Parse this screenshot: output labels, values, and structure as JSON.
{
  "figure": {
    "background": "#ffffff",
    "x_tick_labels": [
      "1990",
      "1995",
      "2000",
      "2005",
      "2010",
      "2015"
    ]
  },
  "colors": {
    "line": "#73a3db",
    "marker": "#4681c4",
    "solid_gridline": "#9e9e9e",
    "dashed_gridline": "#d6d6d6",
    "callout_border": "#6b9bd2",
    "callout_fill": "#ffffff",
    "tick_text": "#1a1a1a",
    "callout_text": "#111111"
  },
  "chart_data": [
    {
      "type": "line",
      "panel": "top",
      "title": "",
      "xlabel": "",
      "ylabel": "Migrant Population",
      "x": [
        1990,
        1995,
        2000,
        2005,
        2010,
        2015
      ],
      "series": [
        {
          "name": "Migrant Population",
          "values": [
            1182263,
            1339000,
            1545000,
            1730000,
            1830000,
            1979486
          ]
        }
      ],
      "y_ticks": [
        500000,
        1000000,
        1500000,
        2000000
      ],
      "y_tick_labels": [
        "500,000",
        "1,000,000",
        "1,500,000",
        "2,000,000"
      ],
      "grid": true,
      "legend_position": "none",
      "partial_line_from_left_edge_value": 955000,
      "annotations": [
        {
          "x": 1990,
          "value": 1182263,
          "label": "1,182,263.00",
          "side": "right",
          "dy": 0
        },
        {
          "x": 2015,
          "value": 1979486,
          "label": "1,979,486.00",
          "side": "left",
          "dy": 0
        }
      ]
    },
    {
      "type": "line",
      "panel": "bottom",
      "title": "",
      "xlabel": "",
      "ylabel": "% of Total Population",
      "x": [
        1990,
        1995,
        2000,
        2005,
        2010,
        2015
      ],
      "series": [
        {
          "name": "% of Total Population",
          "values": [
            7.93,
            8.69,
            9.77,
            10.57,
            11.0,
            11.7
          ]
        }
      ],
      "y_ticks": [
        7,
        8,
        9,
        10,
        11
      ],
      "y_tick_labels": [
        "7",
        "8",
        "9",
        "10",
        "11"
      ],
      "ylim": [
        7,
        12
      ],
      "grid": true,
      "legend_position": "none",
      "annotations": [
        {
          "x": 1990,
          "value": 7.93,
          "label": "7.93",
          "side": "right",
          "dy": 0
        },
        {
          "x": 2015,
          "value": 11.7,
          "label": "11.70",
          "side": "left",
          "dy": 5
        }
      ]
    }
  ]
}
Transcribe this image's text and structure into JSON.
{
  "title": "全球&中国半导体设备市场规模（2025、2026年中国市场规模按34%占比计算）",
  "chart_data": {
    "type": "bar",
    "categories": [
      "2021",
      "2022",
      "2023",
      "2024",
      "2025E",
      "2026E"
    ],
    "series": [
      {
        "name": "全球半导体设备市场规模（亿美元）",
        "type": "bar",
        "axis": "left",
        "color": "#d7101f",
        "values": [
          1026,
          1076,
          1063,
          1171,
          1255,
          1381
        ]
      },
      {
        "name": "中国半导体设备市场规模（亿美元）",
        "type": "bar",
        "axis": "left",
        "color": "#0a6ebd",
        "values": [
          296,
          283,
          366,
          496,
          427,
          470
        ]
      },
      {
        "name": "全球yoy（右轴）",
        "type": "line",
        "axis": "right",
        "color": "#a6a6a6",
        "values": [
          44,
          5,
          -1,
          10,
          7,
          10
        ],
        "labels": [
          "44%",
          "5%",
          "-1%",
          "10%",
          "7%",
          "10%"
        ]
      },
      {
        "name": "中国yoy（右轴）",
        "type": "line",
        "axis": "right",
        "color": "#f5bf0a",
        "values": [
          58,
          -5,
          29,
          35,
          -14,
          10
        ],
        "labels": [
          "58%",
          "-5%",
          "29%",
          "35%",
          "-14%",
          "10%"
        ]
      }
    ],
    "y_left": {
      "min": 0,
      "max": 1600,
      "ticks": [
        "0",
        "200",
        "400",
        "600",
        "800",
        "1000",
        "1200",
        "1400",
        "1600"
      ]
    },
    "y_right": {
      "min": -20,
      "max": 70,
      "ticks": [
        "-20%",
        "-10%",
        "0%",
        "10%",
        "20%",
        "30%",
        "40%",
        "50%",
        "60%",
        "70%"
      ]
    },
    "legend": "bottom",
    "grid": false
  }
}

━━━━

### REQUIREMENT
What is the number of lines in the listing that include the word "JSON"? Give that number and nothing else.

### FINAL ANSWER
2